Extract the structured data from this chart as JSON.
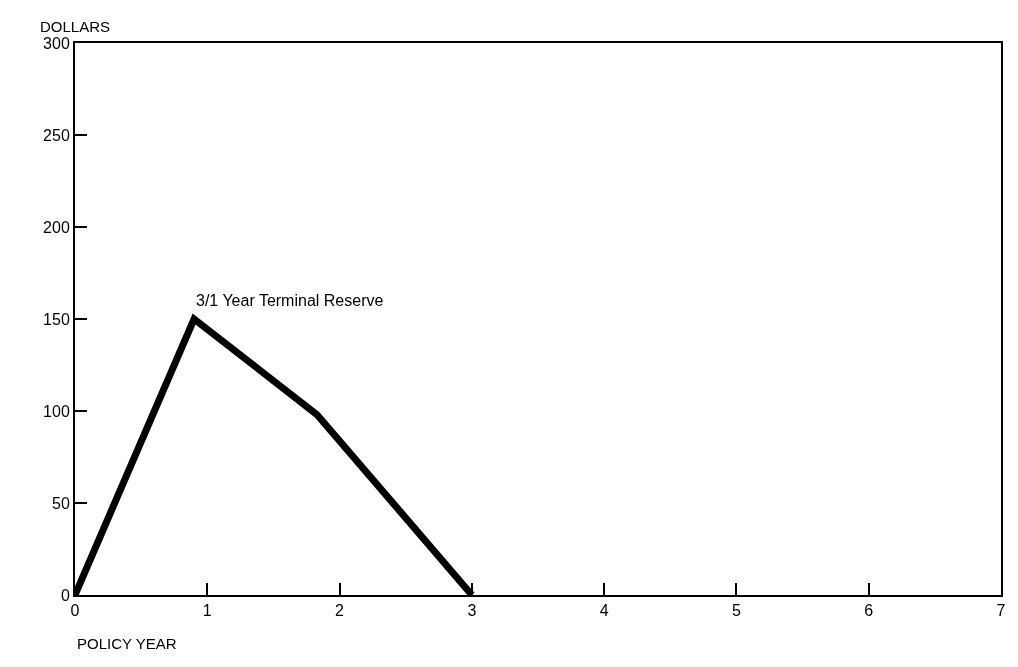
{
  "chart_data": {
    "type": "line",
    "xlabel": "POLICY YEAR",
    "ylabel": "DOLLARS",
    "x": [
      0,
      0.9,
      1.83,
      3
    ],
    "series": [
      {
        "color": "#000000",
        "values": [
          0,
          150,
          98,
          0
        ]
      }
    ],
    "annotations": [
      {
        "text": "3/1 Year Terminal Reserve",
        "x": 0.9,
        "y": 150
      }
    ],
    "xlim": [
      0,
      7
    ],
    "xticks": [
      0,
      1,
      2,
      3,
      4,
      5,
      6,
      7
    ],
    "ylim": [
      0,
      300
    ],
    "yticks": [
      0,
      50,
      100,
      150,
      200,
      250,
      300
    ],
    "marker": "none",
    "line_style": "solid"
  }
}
******
Word for word, quote the lines above. Omit the pictures.

◆ **Right answer**
Extract the structured data from this chart as JSON.
{
  "chart_data": {
    "type": "line",
    "xlabel": "POLICY YEAR",
    "ylabel": "DOLLARS",
    "x": [
      0,
      0.9,
      1.83,
      3
    ],
    "series": [
      {
        "color": "#000000",
        "values": [
          0,
          150,
          98,
          0
        ]
      }
    ],
    "annotations": [
      {
        "text": "3/1 Year Terminal Reserve",
        "x": 0.9,
        "y": 150
      }
    ],
    "xlim": [
      0,
      7
    ],
    "xticks": [
      0,
      1,
      2,
      3,
      4,
      5,
      6,
      7
    ],
    "ylim": [
      0,
      300
    ],
    "yticks": [
      0,
      50,
      100,
      150,
      200,
      250,
      300
    ],
    "marker": "none",
    "line_style": "solid"
  }
}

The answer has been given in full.